[Exercise aim] Report only how many lines of the entries below contain the string "педагогических".

— Begin Materials provided —

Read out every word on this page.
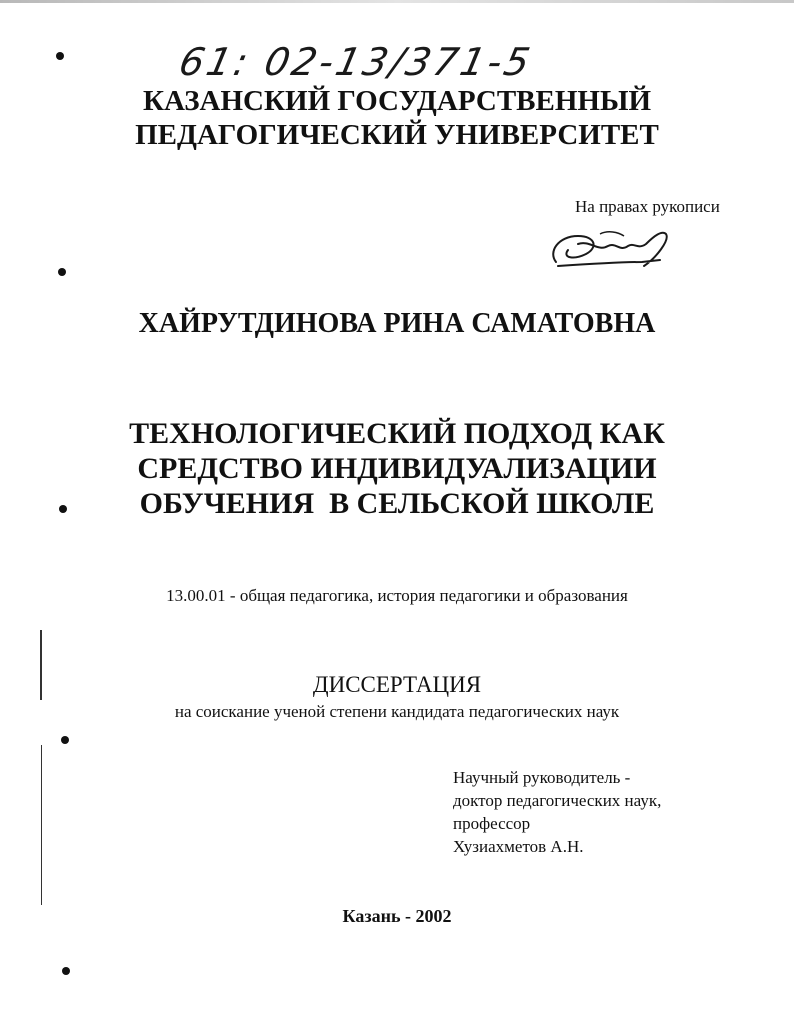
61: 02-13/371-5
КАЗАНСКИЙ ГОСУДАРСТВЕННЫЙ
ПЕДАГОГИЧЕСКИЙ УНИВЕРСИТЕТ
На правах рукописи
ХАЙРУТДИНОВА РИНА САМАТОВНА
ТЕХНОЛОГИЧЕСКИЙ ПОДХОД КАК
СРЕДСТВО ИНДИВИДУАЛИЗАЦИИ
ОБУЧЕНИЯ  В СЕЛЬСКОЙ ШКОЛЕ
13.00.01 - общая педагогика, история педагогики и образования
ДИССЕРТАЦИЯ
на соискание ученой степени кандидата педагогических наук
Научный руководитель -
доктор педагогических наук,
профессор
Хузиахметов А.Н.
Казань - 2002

— End Materials provided —
— Begin Materials provided —

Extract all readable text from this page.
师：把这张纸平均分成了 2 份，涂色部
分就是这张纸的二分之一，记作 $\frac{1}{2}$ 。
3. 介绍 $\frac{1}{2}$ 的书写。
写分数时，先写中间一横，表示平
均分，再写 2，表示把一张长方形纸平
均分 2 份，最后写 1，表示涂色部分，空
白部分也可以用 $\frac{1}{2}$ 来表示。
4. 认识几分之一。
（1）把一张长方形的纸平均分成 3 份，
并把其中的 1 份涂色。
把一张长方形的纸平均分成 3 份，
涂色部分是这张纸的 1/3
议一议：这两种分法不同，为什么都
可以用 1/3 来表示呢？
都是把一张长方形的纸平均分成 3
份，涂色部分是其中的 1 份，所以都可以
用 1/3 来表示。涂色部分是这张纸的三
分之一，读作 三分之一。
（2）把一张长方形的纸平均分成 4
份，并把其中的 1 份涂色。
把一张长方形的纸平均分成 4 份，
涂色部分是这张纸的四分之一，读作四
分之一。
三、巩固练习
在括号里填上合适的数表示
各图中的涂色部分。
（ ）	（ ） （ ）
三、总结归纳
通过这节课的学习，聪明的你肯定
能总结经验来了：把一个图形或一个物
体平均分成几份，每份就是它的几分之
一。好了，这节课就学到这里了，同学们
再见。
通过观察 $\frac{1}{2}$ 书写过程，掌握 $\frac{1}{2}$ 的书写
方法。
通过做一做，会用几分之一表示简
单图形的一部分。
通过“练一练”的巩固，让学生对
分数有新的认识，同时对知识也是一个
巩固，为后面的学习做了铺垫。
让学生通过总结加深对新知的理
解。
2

— End Materials provided —

[Finished answer] 2